**Your objective**
Lines from the one containing "Transcribe this chart's" through the last line of the data are to be repeated word for word, both ends included.

※ ※ ※

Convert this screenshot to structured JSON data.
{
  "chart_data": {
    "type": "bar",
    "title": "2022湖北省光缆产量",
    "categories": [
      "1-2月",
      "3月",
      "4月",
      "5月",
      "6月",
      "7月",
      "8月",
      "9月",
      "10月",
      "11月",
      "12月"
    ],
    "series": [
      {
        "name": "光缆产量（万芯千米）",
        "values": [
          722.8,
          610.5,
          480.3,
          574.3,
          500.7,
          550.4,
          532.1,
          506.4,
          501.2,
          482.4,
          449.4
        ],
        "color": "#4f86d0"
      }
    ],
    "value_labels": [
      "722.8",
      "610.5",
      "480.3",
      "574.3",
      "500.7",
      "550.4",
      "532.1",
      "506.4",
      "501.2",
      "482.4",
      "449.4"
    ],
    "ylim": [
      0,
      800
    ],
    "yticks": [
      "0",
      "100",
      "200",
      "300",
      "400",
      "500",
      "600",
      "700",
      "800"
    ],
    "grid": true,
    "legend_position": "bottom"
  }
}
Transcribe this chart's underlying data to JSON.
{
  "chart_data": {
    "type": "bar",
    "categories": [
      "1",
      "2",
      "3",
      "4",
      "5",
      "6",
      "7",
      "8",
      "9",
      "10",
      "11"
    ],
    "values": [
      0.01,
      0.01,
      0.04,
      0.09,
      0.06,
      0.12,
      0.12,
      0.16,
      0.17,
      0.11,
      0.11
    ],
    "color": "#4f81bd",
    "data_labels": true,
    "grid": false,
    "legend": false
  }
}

※ ※ ※

**Output for this exercise**
Transcribe this chart's underlying data to JSON.
{
  "chart_data": {
    "type": "bar",
    "categories": [
      "1",
      "2",
      "3",
      "4",
      "5",
      "6",
      "7",
      "8",
      "9",
      "10",
      "11"
    ],
    "values": [
      0.01,
      0.01,
      0.04,
      0.09,
      0.06,
      0.12,
      0.12,
      0.16,
      0.17,
      0.11,
      0.11
    ],
    "color": "#4f81bd",
    "data_labels": true,
    "grid": false,
    "legend": false
  }
}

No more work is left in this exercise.